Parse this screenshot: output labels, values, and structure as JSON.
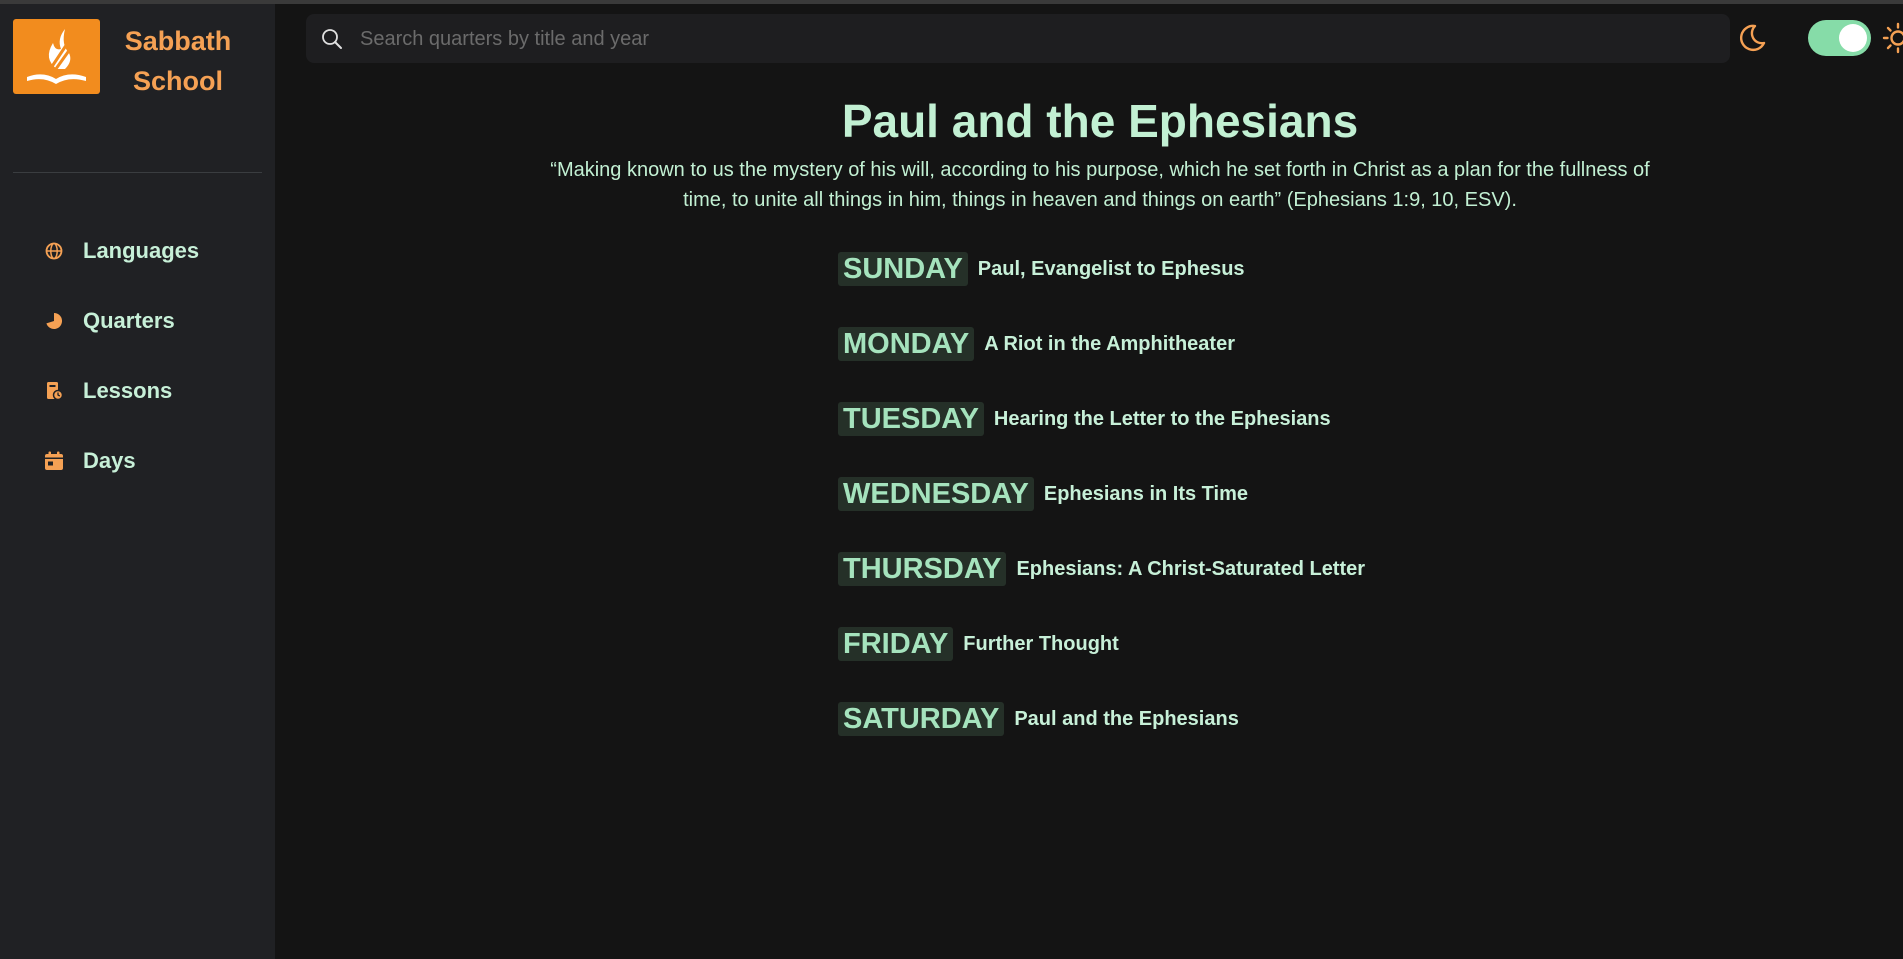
{
  "brand": {
    "line1": "Sabbath",
    "line2": "School"
  },
  "sidebar": {
    "items": [
      {
        "label": "Languages",
        "icon": "globe-icon"
      },
      {
        "label": "Quarters",
        "icon": "pie-chart-icon"
      },
      {
        "label": "Lessons",
        "icon": "lesson-book-icon"
      },
      {
        "label": "Days",
        "icon": "calendar-icon"
      }
    ]
  },
  "search": {
    "placeholder": "Search quarters by title and year"
  },
  "theme": {
    "dark_mode_enabled": true
  },
  "lesson": {
    "title": "Paul and the Ephesians",
    "verse": "“Making known to us the mystery of his will, according to his purpose, which he set forth in Christ as a plan for the fullness of time, to unite all things in him, things in heaven and things on earth” (Ephesians 1:9, 10, ESV).",
    "days": [
      {
        "day": "SUNDAY",
        "title": "Paul, Evangelist to Ephesus"
      },
      {
        "day": "MONDAY",
        "title": "A Riot in the Amphitheater"
      },
      {
        "day": "TUESDAY",
        "title": "Hearing the Letter to the Ephesians"
      },
      {
        "day": "WEDNESDAY",
        "title": "Ephesians in Its Time"
      },
      {
        "day": "THURSDAY",
        "title": "Ephesians: A Christ-Saturated Letter"
      },
      {
        "day": "FRIDAY",
        "title": "Further Thought"
      },
      {
        "day": "SATURDAY",
        "title": "Paul and the Ephesians"
      }
    ]
  },
  "colors": {
    "accent_orange": "#f28c1e",
    "mint_text": "#c2f0d3",
    "toggle_green": "#86dca8",
    "background": "#141414",
    "sidebar_bg": "#202124"
  }
}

^^^^^^^^^^^^^^^^

Return each line of the data, keeping its wording exact and omitting pictures.

- [EXERCISE ANSWER]
Parse this screenshot: output labels, values, and structure as JSON.
{
  "brand": {
    "line1": "Sabbath",
    "line2": "School"
  },
  "sidebar": {
    "items": [
      {
        "label": "Languages",
        "icon": "globe-icon"
      },
      {
        "label": "Quarters",
        "icon": "pie-chart-icon"
      },
      {
        "label": "Lessons",
        "icon": "lesson-book-icon"
      },
      {
        "label": "Days",
        "icon": "calendar-icon"
      }
    ]
  },
  "search": {
    "placeholder": "Search quarters by title and year"
  },
  "theme": {
    "dark_mode_enabled": true
  },
  "lesson": {
    "title": "Paul and the Ephesians",
    "verse": "“Making known to us the mystery of his will, according to his purpose, which he set forth in Christ as a plan for the fullness of time, to unite all things in him, things in heaven and things on earth” (Ephesians 1:9, 10, ESV).",
    "days": [
      {
        "day": "SUNDAY",
        "title": "Paul, Evangelist to Ephesus"
      },
      {
        "day": "MONDAY",
        "title": "A Riot in the Amphitheater"
      },
      {
        "day": "TUESDAY",
        "title": "Hearing the Letter to the Ephesians"
      },
      {
        "day": "WEDNESDAY",
        "title": "Ephesians in Its Time"
      },
      {
        "day": "THURSDAY",
        "title": "Ephesians: A Christ-Saturated Letter"
      },
      {
        "day": "FRIDAY",
        "title": "Further Thought"
      },
      {
        "day": "SATURDAY",
        "title": "Paul and the Ephesians"
      }
    ]
  },
  "colors": {
    "accent_orange": "#f28c1e",
    "mint_text": "#c2f0d3",
    "toggle_green": "#86dca8",
    "background": "#141414",
    "sidebar_bg": "#202124"
  }
}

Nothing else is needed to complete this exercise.